WORK TO BE COMPLETED: Produce an exact copy of the lines from the line containing "What's the underlying" through the last line of the entries below, and only those lines.

Dataset excerpts

※ ※ ※

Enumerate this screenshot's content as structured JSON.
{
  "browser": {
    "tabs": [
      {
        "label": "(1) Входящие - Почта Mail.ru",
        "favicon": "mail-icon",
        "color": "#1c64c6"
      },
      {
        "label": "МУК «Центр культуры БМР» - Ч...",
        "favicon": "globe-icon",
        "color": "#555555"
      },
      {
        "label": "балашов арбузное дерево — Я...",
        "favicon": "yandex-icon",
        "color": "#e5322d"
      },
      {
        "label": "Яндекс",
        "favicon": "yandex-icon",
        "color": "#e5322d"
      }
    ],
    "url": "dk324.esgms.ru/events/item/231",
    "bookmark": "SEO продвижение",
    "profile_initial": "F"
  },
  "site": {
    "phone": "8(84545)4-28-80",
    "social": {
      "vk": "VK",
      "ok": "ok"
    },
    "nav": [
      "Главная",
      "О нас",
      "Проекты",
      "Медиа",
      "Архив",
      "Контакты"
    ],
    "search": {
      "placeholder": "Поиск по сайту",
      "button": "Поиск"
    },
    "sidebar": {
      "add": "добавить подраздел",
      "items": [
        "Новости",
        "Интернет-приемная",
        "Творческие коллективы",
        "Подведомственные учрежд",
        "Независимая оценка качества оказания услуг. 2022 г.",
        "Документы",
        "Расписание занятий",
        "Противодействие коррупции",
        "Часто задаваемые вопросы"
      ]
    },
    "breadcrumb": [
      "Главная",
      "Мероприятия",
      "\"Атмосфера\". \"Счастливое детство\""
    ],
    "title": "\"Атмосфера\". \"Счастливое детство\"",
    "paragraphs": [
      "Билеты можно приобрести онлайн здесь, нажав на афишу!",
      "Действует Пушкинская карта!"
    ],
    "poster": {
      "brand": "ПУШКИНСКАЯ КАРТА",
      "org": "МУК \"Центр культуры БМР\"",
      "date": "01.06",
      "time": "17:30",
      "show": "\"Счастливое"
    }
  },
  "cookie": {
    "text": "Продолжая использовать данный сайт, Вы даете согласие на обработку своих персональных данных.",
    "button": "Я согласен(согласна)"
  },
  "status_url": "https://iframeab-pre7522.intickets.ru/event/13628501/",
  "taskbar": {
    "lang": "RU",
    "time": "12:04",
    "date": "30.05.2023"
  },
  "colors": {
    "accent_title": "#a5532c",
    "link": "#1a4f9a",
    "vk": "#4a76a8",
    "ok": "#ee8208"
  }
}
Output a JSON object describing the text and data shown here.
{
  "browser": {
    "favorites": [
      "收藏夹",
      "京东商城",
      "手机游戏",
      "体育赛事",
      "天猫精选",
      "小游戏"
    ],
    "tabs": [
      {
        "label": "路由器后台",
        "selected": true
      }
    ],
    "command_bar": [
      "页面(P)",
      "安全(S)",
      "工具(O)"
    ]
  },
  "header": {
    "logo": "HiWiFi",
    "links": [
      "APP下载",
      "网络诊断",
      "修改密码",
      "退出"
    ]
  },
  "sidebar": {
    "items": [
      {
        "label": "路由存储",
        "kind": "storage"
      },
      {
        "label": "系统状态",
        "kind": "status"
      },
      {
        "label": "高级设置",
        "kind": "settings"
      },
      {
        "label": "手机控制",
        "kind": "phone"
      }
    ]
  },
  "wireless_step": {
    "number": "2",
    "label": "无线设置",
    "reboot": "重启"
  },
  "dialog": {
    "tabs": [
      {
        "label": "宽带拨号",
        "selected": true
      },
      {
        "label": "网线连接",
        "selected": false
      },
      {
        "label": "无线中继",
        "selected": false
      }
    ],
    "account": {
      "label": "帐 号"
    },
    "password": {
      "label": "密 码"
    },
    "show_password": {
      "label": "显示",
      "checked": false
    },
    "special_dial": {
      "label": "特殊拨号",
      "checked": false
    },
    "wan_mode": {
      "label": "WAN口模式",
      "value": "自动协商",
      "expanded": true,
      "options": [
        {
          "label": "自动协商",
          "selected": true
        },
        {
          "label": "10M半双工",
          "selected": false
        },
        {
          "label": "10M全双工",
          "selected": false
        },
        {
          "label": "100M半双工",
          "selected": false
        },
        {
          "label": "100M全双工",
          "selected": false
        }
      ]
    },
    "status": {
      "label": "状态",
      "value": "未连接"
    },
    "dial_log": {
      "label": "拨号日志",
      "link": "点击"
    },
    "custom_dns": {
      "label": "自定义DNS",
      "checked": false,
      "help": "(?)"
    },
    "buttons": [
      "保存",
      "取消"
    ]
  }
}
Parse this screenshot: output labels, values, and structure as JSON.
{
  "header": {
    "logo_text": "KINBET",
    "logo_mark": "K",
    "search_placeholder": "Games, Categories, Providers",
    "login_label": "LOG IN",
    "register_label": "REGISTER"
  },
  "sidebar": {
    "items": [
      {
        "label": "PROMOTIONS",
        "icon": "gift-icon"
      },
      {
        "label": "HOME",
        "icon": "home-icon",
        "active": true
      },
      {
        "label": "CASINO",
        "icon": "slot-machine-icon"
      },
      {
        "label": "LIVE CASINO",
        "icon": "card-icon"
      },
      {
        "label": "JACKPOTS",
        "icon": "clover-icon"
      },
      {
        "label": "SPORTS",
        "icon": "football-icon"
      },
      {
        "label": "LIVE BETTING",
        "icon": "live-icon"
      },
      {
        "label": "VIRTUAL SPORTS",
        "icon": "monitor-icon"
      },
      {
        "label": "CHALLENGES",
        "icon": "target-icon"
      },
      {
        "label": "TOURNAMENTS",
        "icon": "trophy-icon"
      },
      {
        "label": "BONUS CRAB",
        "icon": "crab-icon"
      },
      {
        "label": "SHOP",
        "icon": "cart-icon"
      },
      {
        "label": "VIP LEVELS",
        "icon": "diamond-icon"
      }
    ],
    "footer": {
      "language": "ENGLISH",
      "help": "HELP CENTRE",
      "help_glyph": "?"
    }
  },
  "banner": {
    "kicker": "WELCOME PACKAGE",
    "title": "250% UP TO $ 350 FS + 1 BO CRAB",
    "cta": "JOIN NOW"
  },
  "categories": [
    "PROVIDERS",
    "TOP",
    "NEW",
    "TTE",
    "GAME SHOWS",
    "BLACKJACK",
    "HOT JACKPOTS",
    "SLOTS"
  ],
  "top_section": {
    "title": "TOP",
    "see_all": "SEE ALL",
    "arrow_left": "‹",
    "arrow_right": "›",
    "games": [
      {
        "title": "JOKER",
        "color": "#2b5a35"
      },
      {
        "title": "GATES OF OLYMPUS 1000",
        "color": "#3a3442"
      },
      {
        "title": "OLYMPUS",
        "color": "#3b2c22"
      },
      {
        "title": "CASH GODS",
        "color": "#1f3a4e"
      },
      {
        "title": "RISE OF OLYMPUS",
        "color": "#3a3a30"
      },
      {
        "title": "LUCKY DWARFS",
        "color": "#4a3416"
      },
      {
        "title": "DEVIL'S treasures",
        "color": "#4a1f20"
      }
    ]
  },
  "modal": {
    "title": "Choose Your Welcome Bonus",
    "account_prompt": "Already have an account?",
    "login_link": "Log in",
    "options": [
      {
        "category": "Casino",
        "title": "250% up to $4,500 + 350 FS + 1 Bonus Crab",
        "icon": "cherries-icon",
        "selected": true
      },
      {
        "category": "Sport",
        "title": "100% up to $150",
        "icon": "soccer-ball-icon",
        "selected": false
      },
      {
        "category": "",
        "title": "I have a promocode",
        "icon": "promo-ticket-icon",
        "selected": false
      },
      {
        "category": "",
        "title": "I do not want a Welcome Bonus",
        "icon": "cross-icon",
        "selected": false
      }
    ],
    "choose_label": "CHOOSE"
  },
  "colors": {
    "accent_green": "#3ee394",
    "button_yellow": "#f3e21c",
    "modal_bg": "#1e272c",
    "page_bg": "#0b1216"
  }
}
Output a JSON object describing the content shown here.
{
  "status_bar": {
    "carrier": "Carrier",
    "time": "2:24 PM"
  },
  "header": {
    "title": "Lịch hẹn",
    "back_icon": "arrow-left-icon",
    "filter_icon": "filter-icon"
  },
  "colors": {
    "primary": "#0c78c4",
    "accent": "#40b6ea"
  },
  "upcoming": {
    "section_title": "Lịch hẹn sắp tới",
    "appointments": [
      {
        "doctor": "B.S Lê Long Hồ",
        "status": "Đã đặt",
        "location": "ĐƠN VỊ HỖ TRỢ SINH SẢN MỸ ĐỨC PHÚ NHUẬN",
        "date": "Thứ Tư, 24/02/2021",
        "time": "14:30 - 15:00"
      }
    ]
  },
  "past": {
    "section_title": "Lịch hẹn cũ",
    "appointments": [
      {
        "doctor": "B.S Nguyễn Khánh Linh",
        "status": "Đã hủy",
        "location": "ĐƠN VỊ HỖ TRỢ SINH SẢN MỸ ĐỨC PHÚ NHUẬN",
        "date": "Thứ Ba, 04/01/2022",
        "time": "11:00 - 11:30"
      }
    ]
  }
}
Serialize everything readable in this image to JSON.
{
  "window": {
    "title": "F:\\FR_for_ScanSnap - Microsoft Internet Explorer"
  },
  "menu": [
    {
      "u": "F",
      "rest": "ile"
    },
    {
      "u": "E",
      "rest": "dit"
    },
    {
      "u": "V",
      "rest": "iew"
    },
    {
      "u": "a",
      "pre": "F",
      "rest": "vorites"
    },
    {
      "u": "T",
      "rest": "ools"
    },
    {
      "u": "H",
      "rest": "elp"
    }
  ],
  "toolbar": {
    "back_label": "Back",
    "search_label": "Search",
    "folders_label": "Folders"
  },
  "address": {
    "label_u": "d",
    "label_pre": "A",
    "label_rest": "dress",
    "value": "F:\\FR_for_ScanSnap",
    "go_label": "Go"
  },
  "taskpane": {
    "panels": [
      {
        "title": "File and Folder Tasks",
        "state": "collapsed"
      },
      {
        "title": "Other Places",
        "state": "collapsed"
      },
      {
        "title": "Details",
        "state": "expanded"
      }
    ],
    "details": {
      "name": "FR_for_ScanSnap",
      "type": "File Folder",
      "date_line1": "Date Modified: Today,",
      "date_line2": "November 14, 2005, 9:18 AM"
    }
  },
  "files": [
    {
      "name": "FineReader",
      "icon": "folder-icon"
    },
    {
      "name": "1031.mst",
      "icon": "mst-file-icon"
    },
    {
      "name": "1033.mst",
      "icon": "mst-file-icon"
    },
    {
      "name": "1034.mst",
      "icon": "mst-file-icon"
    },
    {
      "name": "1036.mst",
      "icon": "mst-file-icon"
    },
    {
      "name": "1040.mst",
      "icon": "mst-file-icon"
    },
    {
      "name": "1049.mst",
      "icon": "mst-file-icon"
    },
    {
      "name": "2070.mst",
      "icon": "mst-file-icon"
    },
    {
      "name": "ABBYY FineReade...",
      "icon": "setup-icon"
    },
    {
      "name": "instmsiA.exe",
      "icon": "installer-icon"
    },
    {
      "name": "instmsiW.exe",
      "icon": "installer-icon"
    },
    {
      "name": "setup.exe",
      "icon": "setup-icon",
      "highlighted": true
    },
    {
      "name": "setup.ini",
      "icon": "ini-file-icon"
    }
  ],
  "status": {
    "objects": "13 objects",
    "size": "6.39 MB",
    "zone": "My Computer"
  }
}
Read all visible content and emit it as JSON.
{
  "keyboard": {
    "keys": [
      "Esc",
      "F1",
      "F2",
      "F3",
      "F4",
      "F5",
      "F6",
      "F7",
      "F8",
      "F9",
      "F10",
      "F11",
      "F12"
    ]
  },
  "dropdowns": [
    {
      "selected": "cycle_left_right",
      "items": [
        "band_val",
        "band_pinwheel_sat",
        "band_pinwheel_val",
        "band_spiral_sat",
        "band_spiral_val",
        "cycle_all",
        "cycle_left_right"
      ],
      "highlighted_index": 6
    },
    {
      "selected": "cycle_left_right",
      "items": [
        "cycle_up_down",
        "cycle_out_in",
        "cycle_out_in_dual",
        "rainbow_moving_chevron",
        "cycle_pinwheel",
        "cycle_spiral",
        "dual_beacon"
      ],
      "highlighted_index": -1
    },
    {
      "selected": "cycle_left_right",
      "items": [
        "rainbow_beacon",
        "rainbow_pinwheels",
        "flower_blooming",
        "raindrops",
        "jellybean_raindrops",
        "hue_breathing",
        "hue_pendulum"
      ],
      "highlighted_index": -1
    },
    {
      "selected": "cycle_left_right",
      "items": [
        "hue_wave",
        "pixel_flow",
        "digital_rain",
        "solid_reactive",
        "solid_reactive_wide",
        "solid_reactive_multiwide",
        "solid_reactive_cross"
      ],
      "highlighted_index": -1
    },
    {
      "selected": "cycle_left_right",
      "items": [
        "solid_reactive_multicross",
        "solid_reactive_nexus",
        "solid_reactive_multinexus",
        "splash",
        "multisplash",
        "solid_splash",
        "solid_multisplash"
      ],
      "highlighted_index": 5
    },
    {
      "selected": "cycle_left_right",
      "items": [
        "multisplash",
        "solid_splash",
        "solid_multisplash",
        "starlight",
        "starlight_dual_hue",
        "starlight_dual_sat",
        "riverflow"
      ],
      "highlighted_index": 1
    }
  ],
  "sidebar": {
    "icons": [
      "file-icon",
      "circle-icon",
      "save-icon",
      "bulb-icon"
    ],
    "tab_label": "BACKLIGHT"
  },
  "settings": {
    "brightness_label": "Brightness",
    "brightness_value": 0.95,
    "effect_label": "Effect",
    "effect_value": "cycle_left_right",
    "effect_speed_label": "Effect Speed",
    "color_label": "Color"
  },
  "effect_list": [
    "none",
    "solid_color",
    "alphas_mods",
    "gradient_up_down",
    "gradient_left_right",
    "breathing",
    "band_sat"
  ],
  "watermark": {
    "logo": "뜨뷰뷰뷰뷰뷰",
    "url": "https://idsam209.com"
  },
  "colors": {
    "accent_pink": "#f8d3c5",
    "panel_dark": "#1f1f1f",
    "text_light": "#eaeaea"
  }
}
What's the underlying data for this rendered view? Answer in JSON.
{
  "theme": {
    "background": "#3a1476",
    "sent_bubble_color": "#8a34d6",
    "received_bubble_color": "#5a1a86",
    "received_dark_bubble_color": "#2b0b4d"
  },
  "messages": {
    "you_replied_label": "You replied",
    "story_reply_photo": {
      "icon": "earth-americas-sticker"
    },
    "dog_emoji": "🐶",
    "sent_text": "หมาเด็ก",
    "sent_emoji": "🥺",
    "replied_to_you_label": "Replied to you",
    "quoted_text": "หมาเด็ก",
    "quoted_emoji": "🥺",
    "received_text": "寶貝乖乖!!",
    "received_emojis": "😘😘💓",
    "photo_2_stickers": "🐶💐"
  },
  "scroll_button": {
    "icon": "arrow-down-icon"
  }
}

※ ※ ※

TASK SOLUTION:
What's the underlying data for this rendered view? Answer in JSON.
{
  "theme": {
    "background": "#3a1476",
    "sent_bubble_color": "#8a34d6",
    "received_bubble_color": "#5a1a86",
    "received_dark_bubble_color": "#2b0b4d"
  },
  "messages": {
    "you_replied_label": "You replied",
    "story_reply_photo": {
      "icon": "earth-americas-sticker"
    },
    "dog_emoji": "🐶",
    "sent_text": "หมาเด็ก",
    "sent_emoji": "🥺",
    "replied_to_you_label": "Replied to you",
    "quoted_text": "หมาเด็ก",
    "quoted_emoji": "🥺",
    "received_text": "寶貝乖乖!!",
    "received_emojis": "😘😘💓",
    "photo_2_stickers": "🐶💐"
  },
  "scroll_button": {
    "icon": "arrow-down-icon"
  }
}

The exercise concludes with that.